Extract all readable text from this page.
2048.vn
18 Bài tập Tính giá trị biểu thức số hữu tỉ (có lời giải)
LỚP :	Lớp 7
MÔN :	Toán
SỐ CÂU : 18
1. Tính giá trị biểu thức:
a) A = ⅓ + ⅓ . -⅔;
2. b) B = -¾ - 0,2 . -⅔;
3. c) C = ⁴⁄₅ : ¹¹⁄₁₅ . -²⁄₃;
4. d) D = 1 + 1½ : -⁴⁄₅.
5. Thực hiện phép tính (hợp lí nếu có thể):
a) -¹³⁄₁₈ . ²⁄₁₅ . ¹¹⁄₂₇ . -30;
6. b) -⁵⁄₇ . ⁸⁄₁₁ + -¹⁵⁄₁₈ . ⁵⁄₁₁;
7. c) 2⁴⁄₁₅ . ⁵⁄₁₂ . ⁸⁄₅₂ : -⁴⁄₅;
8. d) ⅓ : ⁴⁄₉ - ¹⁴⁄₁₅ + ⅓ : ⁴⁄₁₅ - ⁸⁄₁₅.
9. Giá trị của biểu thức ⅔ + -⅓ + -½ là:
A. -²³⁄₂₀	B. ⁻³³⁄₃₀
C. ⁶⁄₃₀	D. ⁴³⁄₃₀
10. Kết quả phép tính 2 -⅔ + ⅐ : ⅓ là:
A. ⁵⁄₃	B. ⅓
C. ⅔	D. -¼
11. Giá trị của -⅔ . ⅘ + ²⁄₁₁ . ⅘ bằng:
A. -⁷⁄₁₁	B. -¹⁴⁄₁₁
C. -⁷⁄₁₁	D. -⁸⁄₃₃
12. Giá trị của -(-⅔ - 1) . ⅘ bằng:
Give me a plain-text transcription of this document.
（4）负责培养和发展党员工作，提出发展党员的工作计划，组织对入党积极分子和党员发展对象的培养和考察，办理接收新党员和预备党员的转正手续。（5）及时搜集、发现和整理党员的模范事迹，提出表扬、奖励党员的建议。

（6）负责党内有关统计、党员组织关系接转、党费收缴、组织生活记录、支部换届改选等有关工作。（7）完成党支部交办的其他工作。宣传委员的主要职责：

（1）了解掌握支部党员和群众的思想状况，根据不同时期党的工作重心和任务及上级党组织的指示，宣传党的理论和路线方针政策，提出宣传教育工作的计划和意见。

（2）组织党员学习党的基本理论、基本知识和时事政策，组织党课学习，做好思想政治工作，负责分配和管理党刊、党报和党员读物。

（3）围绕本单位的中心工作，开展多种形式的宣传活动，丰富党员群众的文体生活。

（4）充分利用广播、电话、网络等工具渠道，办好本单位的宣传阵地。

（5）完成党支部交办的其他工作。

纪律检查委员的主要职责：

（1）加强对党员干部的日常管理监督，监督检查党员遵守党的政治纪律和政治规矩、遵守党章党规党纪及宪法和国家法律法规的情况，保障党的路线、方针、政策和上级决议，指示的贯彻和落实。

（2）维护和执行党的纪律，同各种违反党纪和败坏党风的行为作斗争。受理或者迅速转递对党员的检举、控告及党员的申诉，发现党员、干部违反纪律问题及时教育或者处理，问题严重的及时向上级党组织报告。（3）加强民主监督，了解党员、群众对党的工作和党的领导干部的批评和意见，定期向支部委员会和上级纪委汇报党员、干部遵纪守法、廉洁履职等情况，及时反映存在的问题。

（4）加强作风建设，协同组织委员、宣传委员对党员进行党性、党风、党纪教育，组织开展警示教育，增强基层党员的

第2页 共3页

__Do this__: Report all lines of the material that contain the word "biểu".

__Written answer__:
18 Bài tập Tính giá trị biểu thức số hữu tỉ (có lời giải)
1. Tính giá trị biểu thức:
9. Giá trị của biểu thức ⅔ + -⅓ + -½ là:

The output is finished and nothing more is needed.